## Task details
Please print every record below exactly as it appears.

..............................

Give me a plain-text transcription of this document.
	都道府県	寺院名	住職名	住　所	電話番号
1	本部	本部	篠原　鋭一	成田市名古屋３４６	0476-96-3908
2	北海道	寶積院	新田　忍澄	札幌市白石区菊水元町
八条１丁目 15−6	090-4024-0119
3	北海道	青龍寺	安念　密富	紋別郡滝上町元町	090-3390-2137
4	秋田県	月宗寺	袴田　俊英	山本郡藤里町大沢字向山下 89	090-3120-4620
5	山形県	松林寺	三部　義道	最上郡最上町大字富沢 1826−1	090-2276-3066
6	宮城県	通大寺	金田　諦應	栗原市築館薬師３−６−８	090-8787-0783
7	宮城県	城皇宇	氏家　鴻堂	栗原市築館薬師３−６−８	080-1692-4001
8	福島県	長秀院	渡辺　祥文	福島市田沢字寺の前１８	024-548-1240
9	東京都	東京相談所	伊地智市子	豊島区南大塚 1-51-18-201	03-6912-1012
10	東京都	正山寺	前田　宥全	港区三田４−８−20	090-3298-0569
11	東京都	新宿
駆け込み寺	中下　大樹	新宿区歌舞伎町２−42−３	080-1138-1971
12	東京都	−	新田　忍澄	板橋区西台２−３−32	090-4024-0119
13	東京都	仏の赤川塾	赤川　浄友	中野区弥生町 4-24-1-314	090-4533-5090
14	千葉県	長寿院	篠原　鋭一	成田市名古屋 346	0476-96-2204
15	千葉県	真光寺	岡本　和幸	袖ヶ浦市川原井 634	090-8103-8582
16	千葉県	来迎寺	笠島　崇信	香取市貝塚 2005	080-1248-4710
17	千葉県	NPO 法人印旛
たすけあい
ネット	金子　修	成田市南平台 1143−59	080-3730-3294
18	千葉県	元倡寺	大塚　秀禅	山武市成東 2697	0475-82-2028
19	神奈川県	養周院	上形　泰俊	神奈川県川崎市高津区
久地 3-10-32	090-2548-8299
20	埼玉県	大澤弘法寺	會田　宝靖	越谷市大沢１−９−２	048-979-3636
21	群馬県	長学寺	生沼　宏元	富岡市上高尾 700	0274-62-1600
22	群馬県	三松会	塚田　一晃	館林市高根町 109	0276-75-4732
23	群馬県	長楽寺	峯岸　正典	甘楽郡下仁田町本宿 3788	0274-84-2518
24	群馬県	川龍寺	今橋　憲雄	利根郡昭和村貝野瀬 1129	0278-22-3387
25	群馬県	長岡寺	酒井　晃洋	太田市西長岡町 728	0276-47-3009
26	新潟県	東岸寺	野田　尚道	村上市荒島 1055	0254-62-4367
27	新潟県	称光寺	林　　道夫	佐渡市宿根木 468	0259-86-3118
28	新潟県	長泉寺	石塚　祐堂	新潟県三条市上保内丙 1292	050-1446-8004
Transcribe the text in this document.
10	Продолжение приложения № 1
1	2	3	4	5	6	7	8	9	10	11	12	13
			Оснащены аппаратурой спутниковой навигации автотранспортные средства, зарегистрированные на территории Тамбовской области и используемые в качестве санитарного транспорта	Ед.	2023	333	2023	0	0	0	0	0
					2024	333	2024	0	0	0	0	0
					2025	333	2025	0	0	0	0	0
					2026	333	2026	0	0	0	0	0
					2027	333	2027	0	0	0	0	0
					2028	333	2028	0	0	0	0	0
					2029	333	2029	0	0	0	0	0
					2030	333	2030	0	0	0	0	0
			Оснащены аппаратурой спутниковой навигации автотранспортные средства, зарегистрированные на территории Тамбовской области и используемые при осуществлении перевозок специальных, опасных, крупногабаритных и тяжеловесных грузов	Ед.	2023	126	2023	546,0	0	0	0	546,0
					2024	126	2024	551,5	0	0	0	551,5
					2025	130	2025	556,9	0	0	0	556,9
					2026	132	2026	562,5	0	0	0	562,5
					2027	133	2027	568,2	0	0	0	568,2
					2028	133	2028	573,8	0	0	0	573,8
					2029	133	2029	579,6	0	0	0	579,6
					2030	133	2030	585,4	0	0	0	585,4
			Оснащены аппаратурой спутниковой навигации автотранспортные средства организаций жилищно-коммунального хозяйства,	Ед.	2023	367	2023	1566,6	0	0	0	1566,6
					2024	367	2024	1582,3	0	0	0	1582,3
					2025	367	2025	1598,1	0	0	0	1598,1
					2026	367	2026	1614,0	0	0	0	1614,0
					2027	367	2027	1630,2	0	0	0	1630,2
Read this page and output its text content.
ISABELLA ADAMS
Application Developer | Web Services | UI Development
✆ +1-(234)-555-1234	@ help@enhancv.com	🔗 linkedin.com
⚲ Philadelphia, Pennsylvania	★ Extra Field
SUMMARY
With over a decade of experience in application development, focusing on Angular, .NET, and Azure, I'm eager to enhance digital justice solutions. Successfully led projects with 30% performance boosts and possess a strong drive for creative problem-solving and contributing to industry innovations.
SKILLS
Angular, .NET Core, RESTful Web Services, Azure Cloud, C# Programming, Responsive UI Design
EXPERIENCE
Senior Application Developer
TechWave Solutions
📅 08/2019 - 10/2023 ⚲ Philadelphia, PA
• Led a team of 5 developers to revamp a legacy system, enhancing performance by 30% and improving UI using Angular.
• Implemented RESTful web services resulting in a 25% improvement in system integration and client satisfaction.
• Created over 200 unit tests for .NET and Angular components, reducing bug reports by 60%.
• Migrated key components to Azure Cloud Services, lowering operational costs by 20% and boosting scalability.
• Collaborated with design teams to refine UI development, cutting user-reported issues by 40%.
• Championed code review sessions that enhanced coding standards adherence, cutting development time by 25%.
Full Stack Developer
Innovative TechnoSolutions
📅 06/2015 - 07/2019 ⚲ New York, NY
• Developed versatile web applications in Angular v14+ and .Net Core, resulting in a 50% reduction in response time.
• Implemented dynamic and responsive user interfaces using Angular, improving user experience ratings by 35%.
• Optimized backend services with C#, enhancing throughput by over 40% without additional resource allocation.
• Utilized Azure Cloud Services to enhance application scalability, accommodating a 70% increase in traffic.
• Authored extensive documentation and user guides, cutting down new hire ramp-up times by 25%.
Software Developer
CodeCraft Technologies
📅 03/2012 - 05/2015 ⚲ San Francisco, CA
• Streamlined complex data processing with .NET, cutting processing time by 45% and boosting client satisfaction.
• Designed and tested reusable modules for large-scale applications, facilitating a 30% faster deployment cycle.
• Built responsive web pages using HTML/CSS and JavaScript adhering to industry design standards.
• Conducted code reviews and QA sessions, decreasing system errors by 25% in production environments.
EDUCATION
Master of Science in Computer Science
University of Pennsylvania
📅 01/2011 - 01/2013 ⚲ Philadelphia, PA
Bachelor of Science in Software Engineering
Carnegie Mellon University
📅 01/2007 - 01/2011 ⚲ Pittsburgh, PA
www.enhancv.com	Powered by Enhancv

..............................

## Expected answer
Give me a plain-text transcription of this document.
	都道府県	寺院名	住職名	住　所	電話番号
1	本部	本部	篠原　鋭一	成田市名古屋３４６	0476-96-3908
2	北海道	寶積院	新田　忍澄	札幌市白石区菊水元町
八条１丁目 15−6	090-4024-0119
3	北海道	青龍寺	安念　密富	紋別郡滝上町元町	090-3390-2137
4	秋田県	月宗寺	袴田　俊英	山本郡藤里町大沢字向山下 89	090-3120-4620
5	山形県	松林寺	三部　義道	最上郡最上町大字富沢 1826−1	090-2276-3066
6	宮城県	通大寺	金田　諦應	栗原市築館薬師３−６−８	090-8787-0783
7	宮城県	城皇宇	氏家　鴻堂	栗原市築館薬師３−６−８	080-1692-4001
8	福島県	長秀院	渡辺　祥文	福島市田沢字寺の前１８	024-548-1240
9	東京都	東京相談所	伊地智市子	豊島区南大塚 1-51-18-201	03-6912-1012
10	東京都	正山寺	前田　宥全	港区三田４−８−20	090-3298-0569
11	東京都	新宿
駆け込み寺	中下　大樹	新宿区歌舞伎町２−42−３	080-1138-1971
12	東京都	−	新田　忍澄	板橋区西台２−３−32	090-4024-0119
13	東京都	仏の赤川塾	赤川　浄友	中野区弥生町 4-24-1-314	090-4533-5090
14	千葉県	長寿院	篠原　鋭一	成田市名古屋 346	0476-96-2204
15	千葉県	真光寺	岡本　和幸	袖ヶ浦市川原井 634	090-8103-8582
16	千葉県	来迎寺	笠島　崇信	香取市貝塚 2005	080-1248-4710
17	千葉県	NPO 法人印旛
たすけあい
ネット	金子　修	成田市南平台 1143−59	080-3730-3294
18	千葉県	元倡寺	大塚　秀禅	山武市成東 2697	0475-82-2028
19	神奈川県	養周院	上形　泰俊	神奈川県川崎市高津区
久地 3-10-32	090-2548-8299
20	埼玉県	大澤弘法寺	會田　宝靖	越谷市大沢１−９−２	048-979-3636
21	群馬県	長学寺	生沼　宏元	富岡市上高尾 700	0274-62-1600
22	群馬県	三松会	塚田　一晃	館林市高根町 109	0276-75-4732
23	群馬県	長楽寺	峯岸　正典	甘楽郡下仁田町本宿 3788	0274-84-2518
24	群馬県	川龍寺	今橋　憲雄	利根郡昭和村貝野瀬 1129	0278-22-3387
25	群馬県	長岡寺	酒井　晃洋	太田市西長岡町 728	0276-47-3009
26	新潟県	東岸寺	野田　尚道	村上市荒島 1055	0254-62-4367
27	新潟県	称光寺	林　　道夫	佐渡市宿根木 468	0259-86-3118
28	新潟県	長泉寺	石塚　祐堂	新潟県三条市上保内丙 1292	050-1446-8004
Transcribe the text in this document.
10	Продолжение приложения № 1
1	2	3	4	5	6	7	8	9	10	11	12	13
			Оснащены аппаратурой спутниковой навигации автотранспортные средства, зарегистрированные на территории Тамбовской области и используемые в качестве санитарного транспорта	Ед.	2023	333	2023	0	0	0	0	0
					2024	333	2024	0	0	0	0	0
					2025	333	2025	0	0	0	0	0
					2026	333	2026	0	0	0	0	0
					2027	333	2027	0	0	0	0	0
					2028	333	2028	0	0	0	0	0
					2029	333	2029	0	0	0	0	0
					2030	333	2030	0	0	0	0	0
			Оснащены аппаратурой спутниковой навигации автотранспортные средства, зарегистрированные на территории Тамбовской области и используемые при осуществлении перевозок специальных, опасных, крупногабаритных и тяжеловесных грузов	Ед.	2023	126	2023	546,0	0	0	0	546,0
					2024	126	2024	551,5	0	0	0	551,5
					2025	130	2025	556,9	0	0	0	556,9
					2026	132	2026	562,5	0	0	0	562,5
					2027	133	2027	568,2	0	0	0	568,2
					2028	133	2028	573,8	0	0	0	573,8
					2029	133	2029	579,6	0	0	0	579,6
					2030	133	2030	585,4	0	0	0	585,4
			Оснащены аппаратурой спутниковой навигации автотранспортные средства организаций жилищно-коммунального хозяйства,	Ед.	2023	367	2023	1566,6	0	0	0	1566,6
					2024	367	2024	1582,3	0	0	0	1582,3
					2025	367	2025	1598,1	0	0	0	1598,1
					2026	367	2026	1614,0	0	0	0	1614,0
					2027	367	2027	1630,2	0	0	0	1630,2
Read this page and output its text content.
ISABELLA ADAMS
Application Developer | Web Services | UI Development
✆ +1-(234)-555-1234	@ help@enhancv.com	🔗 linkedin.com
⚲ Philadelphia, Pennsylvania	★ Extra Field
SUMMARY
With over a decade of experience in application development, focusing on Angular, .NET, and Azure, I'm eager to enhance digital justice solutions. Successfully led projects with 30% performance boosts and possess a strong drive for creative problem-solving and contributing to industry innovations.
SKILLS
Angular, .NET Core, RESTful Web Services, Azure Cloud, C# Programming, Responsive UI Design
EXPERIENCE
Senior Application Developer
TechWave Solutions
📅 08/2019 - 10/2023 ⚲ Philadelphia, PA
• Led a team of 5 developers to revamp a legacy system, enhancing performance by 30% and improving UI using Angular.
• Implemented RESTful web services resulting in a 25% improvement in system integration and client satisfaction.
• Created over 200 unit tests for .NET and Angular components, reducing bug reports by 60%.
• Migrated key components to Azure Cloud Services, lowering operational costs by 20% and boosting scalability.
• Collaborated with design teams to refine UI development, cutting user-reported issues by 40%.
• Championed code review sessions that enhanced coding standards adherence, cutting development time by 25%.
Full Stack Developer
Innovative TechnoSolutions
📅 06/2015 - 07/2019 ⚲ New York, NY
• Developed versatile web applications in Angular v14+ and .Net Core, resulting in a 50% reduction in response time.
• Implemented dynamic and responsive user interfaces using Angular, improving user experience ratings by 35%.
• Optimized backend services with C#, enhancing throughput by over 40% without additional resource allocation.
• Utilized Azure Cloud Services to enhance application scalability, accommodating a 70% increase in traffic.
• Authored extensive documentation and user guides, cutting down new hire ramp-up times by 25%.
Software Developer
CodeCraft Technologies
📅 03/2012 - 05/2015 ⚲ San Francisco, CA
• Streamlined complex data processing with .NET, cutting processing time by 45% and boosting client satisfaction.
• Designed and tested reusable modules for large-scale applications, facilitating a 30% faster deployment cycle.
• Built responsive web pages using HTML/CSS and JavaScript adhering to industry design standards.
• Conducted code reviews and QA sessions, decreasing system errors by 25% in production environments.
EDUCATION
Master of Science in Computer Science
University of Pennsylvania
📅 01/2011 - 01/2013 ⚲ Philadelphia, PA
Bachelor of Science in Software Engineering
Carnegie Mellon University
📅 01/2007 - 01/2011 ⚲ Pittsburgh, PA
www.enhancv.com	Powered by Enhancv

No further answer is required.